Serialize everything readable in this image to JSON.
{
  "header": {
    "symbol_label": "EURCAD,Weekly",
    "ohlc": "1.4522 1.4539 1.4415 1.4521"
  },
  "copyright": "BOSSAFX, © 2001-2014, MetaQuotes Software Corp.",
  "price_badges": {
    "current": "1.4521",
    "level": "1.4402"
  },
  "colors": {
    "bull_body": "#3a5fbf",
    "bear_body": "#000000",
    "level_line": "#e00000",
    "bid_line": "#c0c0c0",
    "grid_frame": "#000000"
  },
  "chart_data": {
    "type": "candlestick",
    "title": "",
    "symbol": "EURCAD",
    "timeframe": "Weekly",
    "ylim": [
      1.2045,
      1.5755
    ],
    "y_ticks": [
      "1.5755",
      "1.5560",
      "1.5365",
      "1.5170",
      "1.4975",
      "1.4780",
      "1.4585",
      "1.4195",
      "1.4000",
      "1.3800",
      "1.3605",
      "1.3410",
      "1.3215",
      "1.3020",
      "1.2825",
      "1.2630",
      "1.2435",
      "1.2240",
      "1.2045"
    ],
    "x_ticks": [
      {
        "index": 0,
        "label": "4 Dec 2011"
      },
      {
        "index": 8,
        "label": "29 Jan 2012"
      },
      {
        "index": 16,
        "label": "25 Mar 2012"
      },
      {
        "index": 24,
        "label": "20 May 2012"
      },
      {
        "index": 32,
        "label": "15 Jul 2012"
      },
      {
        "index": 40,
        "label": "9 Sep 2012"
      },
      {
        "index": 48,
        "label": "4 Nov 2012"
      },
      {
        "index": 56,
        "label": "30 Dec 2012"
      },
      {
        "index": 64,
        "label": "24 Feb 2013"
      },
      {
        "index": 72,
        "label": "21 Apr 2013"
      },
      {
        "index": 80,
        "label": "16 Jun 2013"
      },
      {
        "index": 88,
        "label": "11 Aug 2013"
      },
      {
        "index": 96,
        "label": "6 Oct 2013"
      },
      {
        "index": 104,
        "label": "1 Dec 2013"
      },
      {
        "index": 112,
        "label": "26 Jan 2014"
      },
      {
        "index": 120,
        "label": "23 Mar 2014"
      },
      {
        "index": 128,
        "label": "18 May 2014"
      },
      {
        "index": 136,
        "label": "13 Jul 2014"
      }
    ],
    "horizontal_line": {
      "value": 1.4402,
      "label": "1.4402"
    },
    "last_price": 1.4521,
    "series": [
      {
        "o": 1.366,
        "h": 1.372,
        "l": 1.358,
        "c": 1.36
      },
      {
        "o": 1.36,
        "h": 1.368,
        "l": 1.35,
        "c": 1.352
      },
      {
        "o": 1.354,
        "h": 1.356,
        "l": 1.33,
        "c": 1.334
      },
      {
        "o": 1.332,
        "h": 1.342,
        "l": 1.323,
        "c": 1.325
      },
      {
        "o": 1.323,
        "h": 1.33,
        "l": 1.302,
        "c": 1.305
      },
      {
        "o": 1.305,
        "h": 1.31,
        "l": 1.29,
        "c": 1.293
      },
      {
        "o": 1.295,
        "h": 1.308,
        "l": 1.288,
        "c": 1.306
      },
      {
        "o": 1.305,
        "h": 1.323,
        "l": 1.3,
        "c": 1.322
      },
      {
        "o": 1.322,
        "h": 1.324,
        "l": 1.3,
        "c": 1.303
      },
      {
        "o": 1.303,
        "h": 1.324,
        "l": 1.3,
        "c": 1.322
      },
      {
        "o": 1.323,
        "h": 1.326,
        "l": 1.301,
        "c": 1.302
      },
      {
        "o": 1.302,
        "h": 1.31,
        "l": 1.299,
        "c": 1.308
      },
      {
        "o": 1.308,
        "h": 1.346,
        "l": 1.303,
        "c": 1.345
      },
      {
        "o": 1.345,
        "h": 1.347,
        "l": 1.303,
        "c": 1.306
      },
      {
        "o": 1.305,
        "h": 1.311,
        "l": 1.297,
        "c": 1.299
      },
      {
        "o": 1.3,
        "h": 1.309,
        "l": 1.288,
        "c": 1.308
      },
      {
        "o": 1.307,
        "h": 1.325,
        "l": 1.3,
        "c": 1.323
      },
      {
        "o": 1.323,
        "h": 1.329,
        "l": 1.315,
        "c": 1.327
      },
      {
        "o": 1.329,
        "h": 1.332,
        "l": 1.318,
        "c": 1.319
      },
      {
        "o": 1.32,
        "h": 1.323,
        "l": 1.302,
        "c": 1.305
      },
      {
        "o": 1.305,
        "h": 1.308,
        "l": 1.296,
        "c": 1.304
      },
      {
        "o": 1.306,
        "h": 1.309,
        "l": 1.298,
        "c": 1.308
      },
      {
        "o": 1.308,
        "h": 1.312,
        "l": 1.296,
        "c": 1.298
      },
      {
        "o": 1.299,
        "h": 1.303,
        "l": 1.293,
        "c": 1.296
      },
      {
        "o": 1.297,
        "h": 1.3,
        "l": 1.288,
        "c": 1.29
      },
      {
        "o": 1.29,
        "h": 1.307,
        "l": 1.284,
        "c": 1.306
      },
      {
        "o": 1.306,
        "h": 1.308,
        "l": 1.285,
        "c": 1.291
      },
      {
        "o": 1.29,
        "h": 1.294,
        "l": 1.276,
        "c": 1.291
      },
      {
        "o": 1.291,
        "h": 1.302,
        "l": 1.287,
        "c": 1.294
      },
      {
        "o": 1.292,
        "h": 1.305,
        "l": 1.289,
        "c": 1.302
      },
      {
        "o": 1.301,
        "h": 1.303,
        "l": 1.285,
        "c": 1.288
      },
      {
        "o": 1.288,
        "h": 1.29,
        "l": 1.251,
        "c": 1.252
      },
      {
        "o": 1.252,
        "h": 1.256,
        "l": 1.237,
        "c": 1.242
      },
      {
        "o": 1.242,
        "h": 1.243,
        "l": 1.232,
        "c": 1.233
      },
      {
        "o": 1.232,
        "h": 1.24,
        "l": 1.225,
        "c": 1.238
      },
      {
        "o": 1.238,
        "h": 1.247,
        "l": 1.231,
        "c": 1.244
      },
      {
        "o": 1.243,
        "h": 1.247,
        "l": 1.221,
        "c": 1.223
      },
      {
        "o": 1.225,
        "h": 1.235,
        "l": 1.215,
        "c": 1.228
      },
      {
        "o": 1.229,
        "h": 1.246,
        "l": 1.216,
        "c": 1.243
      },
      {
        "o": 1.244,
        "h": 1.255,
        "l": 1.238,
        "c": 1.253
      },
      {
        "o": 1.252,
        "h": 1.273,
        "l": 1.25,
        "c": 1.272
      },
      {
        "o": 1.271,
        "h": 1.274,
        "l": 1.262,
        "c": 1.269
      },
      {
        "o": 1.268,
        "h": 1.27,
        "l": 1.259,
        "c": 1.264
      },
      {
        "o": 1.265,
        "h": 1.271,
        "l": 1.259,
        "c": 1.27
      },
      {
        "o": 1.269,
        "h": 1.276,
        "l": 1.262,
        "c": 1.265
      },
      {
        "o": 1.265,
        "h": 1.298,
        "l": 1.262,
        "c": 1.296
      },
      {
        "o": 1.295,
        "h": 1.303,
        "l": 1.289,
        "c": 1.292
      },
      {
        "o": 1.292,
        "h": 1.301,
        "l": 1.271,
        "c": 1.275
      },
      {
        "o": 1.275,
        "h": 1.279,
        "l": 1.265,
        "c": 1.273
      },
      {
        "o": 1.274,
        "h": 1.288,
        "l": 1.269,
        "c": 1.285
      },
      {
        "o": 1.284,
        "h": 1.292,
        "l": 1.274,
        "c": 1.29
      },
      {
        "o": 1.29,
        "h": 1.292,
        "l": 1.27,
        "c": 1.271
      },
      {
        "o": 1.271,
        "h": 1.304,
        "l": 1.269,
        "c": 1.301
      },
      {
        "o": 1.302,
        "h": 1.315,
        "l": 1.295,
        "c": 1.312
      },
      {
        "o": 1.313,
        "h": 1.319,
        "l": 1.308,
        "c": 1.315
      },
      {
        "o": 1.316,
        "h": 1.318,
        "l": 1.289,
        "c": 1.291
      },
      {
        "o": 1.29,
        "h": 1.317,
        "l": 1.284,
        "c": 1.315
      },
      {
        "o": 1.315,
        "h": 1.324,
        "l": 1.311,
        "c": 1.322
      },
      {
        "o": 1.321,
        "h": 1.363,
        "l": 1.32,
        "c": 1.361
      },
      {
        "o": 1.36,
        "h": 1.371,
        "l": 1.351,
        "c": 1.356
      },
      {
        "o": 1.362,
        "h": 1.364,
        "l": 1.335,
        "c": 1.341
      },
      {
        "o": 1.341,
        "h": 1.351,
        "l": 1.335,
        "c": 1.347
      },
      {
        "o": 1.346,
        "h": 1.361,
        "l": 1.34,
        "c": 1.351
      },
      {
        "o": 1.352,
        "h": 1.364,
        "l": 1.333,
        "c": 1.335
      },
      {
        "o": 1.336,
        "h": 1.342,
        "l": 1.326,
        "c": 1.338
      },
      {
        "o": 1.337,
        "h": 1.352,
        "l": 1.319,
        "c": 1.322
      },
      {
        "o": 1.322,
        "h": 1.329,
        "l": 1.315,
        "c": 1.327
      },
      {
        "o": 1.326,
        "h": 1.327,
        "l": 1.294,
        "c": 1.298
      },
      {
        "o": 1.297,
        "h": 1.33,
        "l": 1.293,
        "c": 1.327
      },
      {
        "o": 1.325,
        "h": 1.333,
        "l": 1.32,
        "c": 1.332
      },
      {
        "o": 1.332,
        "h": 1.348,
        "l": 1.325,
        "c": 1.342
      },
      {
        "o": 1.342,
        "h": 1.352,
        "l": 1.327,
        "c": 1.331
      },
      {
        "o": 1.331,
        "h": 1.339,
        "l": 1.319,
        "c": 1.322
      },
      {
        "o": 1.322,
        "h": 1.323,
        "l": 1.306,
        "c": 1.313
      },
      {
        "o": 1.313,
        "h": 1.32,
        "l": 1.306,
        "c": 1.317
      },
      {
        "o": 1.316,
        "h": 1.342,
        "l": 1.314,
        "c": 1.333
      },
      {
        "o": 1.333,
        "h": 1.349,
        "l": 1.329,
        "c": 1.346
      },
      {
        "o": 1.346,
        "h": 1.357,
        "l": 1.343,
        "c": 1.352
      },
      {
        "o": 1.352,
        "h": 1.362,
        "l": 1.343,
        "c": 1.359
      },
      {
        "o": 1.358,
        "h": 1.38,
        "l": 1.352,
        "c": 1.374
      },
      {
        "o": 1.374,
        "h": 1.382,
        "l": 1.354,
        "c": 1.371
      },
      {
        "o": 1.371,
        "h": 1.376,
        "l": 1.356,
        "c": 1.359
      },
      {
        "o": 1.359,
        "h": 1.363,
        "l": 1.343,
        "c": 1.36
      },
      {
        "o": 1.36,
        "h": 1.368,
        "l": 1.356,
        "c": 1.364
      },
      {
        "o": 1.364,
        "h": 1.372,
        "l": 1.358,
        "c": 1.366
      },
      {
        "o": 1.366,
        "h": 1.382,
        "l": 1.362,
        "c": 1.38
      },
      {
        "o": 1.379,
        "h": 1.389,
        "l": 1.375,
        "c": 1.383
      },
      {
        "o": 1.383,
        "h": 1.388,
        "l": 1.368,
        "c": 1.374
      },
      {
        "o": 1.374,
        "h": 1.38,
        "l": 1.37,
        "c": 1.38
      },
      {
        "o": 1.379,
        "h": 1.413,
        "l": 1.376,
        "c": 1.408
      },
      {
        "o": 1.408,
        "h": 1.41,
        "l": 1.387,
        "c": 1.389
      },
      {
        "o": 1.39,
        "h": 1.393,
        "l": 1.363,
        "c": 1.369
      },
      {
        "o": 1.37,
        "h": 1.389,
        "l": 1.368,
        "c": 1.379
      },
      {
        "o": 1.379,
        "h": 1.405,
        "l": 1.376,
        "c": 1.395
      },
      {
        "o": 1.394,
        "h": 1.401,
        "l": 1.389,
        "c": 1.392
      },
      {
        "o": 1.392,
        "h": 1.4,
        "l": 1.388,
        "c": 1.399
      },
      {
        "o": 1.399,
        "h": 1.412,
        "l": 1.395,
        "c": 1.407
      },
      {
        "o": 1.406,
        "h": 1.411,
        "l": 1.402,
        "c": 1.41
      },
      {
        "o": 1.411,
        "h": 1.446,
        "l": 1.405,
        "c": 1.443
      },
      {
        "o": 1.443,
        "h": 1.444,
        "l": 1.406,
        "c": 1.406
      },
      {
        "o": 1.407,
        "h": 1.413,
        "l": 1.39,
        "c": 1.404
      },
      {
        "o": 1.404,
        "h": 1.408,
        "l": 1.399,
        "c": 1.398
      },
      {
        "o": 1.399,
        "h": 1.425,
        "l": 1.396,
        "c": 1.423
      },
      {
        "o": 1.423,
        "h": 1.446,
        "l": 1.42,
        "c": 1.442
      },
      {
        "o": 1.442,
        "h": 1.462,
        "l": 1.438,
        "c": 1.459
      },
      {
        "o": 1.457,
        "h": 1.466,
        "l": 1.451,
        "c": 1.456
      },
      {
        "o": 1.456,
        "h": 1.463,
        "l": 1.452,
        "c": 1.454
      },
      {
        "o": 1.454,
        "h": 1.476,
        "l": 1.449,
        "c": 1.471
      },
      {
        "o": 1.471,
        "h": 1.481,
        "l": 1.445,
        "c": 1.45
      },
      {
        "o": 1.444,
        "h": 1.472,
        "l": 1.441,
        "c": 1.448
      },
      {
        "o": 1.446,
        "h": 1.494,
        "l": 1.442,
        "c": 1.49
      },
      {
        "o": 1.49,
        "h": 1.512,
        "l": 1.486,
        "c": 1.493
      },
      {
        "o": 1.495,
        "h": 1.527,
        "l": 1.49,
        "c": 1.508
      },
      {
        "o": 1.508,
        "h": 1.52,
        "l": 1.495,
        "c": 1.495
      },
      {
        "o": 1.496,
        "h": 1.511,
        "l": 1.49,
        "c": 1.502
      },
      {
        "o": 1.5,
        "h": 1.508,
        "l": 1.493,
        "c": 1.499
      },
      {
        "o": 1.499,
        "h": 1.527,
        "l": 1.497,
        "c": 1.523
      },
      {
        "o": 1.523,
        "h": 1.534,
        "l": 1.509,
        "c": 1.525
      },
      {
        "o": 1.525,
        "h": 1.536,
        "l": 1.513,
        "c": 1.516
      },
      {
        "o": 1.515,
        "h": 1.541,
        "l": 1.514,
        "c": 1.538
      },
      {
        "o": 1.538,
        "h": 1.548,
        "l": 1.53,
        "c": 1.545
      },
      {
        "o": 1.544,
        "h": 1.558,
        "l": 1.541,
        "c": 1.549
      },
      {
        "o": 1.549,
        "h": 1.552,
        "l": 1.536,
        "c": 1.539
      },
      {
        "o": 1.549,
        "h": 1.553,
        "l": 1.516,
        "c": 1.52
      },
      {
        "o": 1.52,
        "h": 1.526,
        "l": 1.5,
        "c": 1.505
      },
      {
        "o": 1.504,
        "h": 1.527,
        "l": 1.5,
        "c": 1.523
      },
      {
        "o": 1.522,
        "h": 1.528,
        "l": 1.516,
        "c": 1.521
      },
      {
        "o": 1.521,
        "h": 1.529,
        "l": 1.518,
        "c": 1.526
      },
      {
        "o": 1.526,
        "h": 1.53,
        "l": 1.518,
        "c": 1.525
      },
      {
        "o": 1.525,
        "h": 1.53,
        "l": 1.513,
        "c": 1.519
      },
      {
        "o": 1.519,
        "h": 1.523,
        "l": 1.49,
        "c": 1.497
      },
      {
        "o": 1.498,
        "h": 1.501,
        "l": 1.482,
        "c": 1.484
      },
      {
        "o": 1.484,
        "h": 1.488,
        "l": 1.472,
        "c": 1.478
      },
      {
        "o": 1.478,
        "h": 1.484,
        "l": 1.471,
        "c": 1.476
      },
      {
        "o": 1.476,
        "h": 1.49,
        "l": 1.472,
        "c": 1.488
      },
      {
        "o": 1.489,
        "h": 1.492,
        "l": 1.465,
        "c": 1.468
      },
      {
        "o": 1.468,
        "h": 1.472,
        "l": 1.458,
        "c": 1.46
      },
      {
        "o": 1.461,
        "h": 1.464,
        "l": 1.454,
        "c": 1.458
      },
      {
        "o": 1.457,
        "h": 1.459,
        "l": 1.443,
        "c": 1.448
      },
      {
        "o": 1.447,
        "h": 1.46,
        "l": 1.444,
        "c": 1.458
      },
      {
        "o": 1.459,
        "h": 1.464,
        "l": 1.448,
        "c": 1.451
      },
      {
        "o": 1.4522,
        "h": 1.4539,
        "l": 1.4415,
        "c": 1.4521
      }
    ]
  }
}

→ Instructions for the task:
Copy out every line that includes the word "Weekly".

→ Result:
    "symbol_label": "EURCAD,Weekly",
    "timeframe": "Weekly",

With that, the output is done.